- WHAT THIS TASK INVOLVES -
Output all of the data below exactly as given.

- MATERIAL FOR THE TASK -
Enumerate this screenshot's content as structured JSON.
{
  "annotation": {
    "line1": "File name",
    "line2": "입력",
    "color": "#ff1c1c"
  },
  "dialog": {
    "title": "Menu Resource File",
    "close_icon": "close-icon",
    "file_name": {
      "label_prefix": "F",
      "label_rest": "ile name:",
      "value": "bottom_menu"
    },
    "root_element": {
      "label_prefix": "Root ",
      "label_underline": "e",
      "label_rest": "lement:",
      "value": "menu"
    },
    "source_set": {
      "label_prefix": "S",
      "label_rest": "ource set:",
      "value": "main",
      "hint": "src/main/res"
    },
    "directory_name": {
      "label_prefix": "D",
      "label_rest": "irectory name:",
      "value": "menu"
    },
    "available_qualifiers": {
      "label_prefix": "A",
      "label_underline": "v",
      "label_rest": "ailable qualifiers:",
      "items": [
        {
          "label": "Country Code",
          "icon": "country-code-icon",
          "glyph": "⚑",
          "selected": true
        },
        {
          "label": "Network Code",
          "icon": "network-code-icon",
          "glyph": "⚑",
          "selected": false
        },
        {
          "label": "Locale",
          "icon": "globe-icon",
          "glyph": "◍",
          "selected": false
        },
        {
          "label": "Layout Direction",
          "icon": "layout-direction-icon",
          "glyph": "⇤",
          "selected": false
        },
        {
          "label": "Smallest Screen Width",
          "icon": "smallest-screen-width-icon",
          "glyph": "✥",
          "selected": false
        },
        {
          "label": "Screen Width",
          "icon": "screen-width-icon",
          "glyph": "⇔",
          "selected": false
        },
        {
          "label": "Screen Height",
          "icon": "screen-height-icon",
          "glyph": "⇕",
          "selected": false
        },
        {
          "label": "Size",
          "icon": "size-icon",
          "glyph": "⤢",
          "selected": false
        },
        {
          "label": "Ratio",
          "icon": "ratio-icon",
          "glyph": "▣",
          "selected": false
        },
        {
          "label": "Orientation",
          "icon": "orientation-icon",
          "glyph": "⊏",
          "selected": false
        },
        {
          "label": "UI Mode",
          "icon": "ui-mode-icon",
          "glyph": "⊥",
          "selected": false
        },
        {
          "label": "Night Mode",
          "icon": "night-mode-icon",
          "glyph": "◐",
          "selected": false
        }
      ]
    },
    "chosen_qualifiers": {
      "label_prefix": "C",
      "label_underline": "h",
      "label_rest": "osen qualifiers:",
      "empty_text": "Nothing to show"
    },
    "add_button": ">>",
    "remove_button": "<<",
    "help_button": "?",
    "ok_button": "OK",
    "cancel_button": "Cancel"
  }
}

- ANSWER FOR THIS EXERCISE -
Enumerate this screenshot's content as structured JSON.
{
  "annotation": {
    "line1": "File name",
    "line2": "입력",
    "color": "#ff1c1c"
  },
  "dialog": {
    "title": "Menu Resource File",
    "close_icon": "close-icon",
    "file_name": {
      "label_prefix": "F",
      "label_rest": "ile name:",
      "value": "bottom_menu"
    },
    "root_element": {
      "label_prefix": "Root ",
      "label_underline": "e",
      "label_rest": "lement:",
      "value": "menu"
    },
    "source_set": {
      "label_prefix": "S",
      "label_rest": "ource set:",
      "value": "main",
      "hint": "src/main/res"
    },
    "directory_name": {
      "label_prefix": "D",
      "label_rest": "irectory name:",
      "value": "menu"
    },
    "available_qualifiers": {
      "label_prefix": "A",
      "label_underline": "v",
      "label_rest": "ailable qualifiers:",
      "items": [
        {
          "label": "Country Code",
          "icon": "country-code-icon",
          "glyph": "⚑",
          "selected": true
        },
        {
          "label": "Network Code",
          "icon": "network-code-icon",
          "glyph": "⚑",
          "selected": false
        },
        {
          "label": "Locale",
          "icon": "globe-icon",
          "glyph": "◍",
          "selected": false
        },
        {
          "label": "Layout Direction",
          "icon": "layout-direction-icon",
          "glyph": "⇤",
          "selected": false
        },
        {
          "label": "Smallest Screen Width",
          "icon": "smallest-screen-width-icon",
          "glyph": "✥",
          "selected": false
        },
        {
          "label": "Screen Width",
          "icon": "screen-width-icon",
          "glyph": "⇔",
          "selected": false
        },
        {
          "label": "Screen Height",
          "icon": "screen-height-icon",
          "glyph": "⇕",
          "selected": false
        },
        {
          "label": "Size",
          "icon": "size-icon",
          "glyph": "⤢",
          "selected": false
        },
        {
          "label": "Ratio",
          "icon": "ratio-icon",
          "glyph": "▣",
          "selected": false
        },
        {
          "label": "Orientation",
          "icon": "orientation-icon",
          "glyph": "⊏",
          "selected": false
        },
        {
          "label": "UI Mode",
          "icon": "ui-mode-icon",
          "glyph": "⊥",
          "selected": false
        },
        {
          "label": "Night Mode",
          "icon": "night-mode-icon",
          "glyph": "◐",
          "selected": false
        }
      ]
    },
    "chosen_qualifiers": {
      "label_prefix": "C",
      "label_underline": "h",
      "label_rest": "osen qualifiers:",
      "empty_text": "Nothing to show"
    },
    "add_button": ">>",
    "remove_button": "<<",
    "help_button": "?",
    "ok_button": "OK",
    "cancel_button": "Cancel"
  }
}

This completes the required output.